The exercise:
Check every line of the entries that follow, and copy the ones containing "JSON".

(Items from a figure collection)
▬▬▬▬▬▬
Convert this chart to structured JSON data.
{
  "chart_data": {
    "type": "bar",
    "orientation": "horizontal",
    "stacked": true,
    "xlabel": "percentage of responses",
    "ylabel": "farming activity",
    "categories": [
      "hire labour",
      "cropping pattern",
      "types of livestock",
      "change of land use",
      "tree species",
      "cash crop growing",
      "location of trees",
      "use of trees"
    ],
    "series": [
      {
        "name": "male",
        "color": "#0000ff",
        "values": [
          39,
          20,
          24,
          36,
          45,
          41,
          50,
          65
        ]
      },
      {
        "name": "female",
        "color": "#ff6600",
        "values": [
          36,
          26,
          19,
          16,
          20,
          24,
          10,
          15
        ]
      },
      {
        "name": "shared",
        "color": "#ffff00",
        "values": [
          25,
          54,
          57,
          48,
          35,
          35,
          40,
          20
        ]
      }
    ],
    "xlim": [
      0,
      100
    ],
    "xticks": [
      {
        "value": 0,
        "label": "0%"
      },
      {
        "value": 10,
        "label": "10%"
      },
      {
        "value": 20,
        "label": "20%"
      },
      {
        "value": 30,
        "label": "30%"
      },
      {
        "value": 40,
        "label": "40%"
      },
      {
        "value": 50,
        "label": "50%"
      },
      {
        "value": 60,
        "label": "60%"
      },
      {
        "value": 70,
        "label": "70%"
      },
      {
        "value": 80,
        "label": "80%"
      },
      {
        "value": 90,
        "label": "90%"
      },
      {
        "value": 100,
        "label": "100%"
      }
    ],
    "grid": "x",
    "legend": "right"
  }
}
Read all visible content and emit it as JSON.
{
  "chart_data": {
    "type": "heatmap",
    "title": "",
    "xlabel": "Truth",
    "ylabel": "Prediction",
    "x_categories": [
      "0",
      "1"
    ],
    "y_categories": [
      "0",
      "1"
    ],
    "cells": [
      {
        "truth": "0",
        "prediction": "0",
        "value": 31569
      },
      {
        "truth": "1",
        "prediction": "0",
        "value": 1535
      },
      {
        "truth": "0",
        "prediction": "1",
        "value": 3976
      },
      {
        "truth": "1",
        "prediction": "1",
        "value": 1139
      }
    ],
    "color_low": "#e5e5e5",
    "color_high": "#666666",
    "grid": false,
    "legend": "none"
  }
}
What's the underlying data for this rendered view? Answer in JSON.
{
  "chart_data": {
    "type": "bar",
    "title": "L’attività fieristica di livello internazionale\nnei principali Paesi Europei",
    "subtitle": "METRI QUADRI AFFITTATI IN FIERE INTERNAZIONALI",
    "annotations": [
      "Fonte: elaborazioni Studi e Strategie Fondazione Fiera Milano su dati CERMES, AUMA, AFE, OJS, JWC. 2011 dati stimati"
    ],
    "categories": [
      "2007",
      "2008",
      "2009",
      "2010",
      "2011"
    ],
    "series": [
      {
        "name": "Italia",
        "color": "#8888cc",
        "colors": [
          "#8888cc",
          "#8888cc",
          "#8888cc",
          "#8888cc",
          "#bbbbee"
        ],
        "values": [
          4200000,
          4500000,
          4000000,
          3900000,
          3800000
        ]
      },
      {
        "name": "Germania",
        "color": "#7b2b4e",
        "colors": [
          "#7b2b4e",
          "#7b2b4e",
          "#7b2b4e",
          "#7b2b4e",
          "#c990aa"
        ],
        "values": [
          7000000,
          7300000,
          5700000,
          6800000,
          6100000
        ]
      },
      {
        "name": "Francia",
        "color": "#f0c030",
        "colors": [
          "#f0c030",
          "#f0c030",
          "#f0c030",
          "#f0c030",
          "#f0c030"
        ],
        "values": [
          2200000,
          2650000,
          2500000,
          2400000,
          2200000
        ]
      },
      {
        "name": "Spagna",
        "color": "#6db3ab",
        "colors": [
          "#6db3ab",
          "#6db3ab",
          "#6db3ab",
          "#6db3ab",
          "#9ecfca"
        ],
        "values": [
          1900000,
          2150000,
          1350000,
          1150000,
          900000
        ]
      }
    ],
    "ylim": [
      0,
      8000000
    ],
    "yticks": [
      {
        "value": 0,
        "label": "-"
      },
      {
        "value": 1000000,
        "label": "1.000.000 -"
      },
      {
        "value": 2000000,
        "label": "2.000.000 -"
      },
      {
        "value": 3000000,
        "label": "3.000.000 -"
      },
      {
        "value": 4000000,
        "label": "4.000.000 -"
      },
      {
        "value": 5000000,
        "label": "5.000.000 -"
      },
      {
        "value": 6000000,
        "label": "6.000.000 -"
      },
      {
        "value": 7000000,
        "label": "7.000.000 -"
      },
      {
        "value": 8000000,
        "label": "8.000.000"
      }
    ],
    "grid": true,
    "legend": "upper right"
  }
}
▬▬▬▬▬▬
Task solution:
Convert this chart to structured JSON data.
Read all visible content and emit it as JSON.
What's the underlying data for this rendered view? Answer in JSON.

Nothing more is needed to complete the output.